**Given entries**
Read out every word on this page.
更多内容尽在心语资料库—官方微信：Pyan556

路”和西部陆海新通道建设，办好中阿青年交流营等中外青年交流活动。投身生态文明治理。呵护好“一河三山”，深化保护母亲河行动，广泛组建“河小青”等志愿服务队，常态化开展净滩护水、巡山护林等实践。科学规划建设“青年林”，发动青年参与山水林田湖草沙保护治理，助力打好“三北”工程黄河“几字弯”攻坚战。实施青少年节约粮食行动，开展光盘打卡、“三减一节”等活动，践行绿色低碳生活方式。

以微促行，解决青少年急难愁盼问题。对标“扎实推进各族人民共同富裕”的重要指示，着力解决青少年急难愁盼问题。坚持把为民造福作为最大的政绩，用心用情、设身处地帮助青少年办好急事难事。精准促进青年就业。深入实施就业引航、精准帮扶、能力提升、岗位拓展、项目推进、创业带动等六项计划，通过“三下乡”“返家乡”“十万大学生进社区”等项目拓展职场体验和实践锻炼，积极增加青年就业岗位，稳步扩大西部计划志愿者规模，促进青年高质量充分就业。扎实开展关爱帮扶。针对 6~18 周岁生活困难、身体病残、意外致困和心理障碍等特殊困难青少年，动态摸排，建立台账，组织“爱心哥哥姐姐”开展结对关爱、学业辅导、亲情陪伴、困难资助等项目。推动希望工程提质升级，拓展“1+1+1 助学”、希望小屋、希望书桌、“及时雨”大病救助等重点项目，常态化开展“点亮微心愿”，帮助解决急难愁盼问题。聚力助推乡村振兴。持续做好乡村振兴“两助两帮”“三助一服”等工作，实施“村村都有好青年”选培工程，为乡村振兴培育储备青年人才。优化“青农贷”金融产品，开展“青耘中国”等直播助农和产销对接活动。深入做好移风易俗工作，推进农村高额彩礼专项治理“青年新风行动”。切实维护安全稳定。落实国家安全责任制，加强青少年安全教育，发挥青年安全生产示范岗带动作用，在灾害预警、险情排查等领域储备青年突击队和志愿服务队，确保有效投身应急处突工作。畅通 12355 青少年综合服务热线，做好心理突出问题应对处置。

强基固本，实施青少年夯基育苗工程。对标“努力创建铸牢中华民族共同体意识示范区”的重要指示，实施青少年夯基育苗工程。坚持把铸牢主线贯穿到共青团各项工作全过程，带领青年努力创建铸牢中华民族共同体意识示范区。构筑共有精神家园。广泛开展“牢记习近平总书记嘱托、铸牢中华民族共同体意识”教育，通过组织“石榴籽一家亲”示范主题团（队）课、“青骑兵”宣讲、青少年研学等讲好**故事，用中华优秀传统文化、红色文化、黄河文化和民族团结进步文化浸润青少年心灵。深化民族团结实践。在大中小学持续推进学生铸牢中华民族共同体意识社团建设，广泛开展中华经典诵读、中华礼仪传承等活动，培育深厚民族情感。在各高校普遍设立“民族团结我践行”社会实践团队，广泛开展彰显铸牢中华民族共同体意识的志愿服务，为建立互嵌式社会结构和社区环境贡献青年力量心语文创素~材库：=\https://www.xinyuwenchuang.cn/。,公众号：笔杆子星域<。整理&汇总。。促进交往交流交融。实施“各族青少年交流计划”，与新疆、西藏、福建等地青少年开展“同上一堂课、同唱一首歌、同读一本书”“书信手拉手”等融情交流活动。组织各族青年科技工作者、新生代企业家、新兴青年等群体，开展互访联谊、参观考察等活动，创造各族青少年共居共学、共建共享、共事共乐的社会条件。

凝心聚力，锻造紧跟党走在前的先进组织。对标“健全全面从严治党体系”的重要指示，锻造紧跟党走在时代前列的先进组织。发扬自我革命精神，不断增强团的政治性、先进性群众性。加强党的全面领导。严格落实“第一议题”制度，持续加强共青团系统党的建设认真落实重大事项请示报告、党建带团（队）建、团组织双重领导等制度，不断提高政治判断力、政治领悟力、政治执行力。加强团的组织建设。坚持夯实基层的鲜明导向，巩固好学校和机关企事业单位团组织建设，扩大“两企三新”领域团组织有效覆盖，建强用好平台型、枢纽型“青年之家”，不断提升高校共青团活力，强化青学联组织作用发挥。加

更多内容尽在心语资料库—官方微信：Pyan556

**Task to complete**
Transcribe all entries exactly as they are given.

**Response below**
Read out every word on this page.
更多内容尽在心语资料库—官方微信：Pyan556

路”和西部陆海新通道建设，办好中阿青年交流营等中外青年交流活动。投身生态文明治理。呵护好“一河三山”，深化保护母亲河行动，广泛组建“河小青”等志愿服务队，常态化开展净滩护水、巡山护林等实践。科学规划建设“青年林”，发动青年参与山水林田湖草沙保护治理，助力打好“三北”工程黄河“几字弯”攻坚战。实施青少年节约粮食行动，开展光盘打卡、“三减一节”等活动，践行绿色低碳生活方式。

以微促行，解决青少年急难愁盼问题。对标“扎实推进各族人民共同富裕”的重要指示，着力解决青少年急难愁盼问题。坚持把为民造福作为最大的政绩，用心用情、设身处地帮助青少年办好急事难事。精准促进青年就业。深入实施就业引航、精准帮扶、能力提升、岗位拓展、项目推进、创业带动等六项计划，通过“三下乡”“返家乡”“十万大学生进社区”等项目拓展职场体验和实践锻炼，积极增加青年就业岗位，稳步扩大西部计划志愿者规模，促进青年高质量充分就业。扎实开展关爱帮扶。针对 6~18 周岁生活困难、身体病残、意外致困和心理障碍等特殊困难青少年，动态摸排，建立台账，组织“爱心哥哥姐姐”开展结对关爱、学业辅导、亲情陪伴、困难资助等项目。推动希望工程提质升级，拓展“1+1+1 助学”、希望小屋、希望书桌、“及时雨”大病救助等重点项目，常态化开展“点亮微心愿”，帮助解决急难愁盼问题。聚力助推乡村振兴。持续做好乡村振兴“两助两帮”“三助一服”等工作，实施“村村都有好青年”选培工程，为乡村振兴培育储备青年人才。优化“青农贷”金融产品，开展“青耘中国”等直播助农和产销对接活动。深入做好移风易俗工作，推进农村高额彩礼专项治理“青年新风行动”。切实维护安全稳定。落实国家安全责任制，加强青少年安全教育，发挥青年安全生产示范岗带动作用，在灾害预警、险情排查等领域储备青年突击队和志愿服务队，确保有效投身应急处突工作。畅通 12355 青少年综合服务热线，做好心理突出问题应对处置。

强基固本，实施青少年夯基育苗工程。对标“努力创建铸牢中华民族共同体意识示范区”的重要指示，实施青少年夯基育苗工程。坚持把铸牢主线贯穿到共青团各项工作全过程，带领青年努力创建铸牢中华民族共同体意识示范区。构筑共有精神家园。广泛开展“牢记习近平总书记嘱托、铸牢中华民族共同体意识”教育，通过组织“石榴籽一家亲”示范主题团（队）课、“青骑兵”宣讲、青少年研学等讲好**故事，用中华优秀传统文化、红色文化、黄河文化和民族团结进步文化浸润青少年心灵。深化民族团结实践。在大中小学持续推进学生铸牢中华民族共同体意识社团建设，广泛开展中华经典诵读、中华礼仪传承等活动，培育深厚民族情感。在各高校普遍设立“民族团结我践行”社会实践团队，广泛开展彰显铸牢中华民族共同体意识的志愿服务，为建立互嵌式社会结构和社区环境贡献青年力量心语文创素~材库：=\https://www.xinyuwenchuang.cn/。,公众号：笔杆子星域<。整理&汇总。。促进交往交流交融。实施“各族青少年交流计划”，与新疆、西藏、福建等地青少年开展“同上一堂课、同唱一首歌、同读一本书”“书信手拉手”等融情交流活动。组织各族青年科技工作者、新生代企业家、新兴青年等群体，开展互访联谊、参观考察等活动，创造各族青少年共居共学、共建共享、共事共乐的社会条件。

凝心聚力，锻造紧跟党走在前的先进组织。对标“健全全面从严治党体系”的重要指示，锻造紧跟党走在时代前列的先进组织。发扬自我革命精神，不断增强团的政治性、先进性群众性。加强党的全面领导。严格落实“第一议题”制度，持续加强共青团系统党的建设认真落实重大事项请示报告、党建带团（队）建、团组织双重领导等制度，不断提高政治判断力、政治领悟力、政治执行力。加强团的组织建设。坚持夯实基层的鲜明导向，巩固好学校和机关企事业单位团组织建设，扩大“两企三新”领域团组织有效覆盖，建强用好平台型、枢纽型“青年之家”，不断提升高校共青团活力，强化青学联组织作用发挥。加

更多内容尽在心语资料库—官方微信：Pyan556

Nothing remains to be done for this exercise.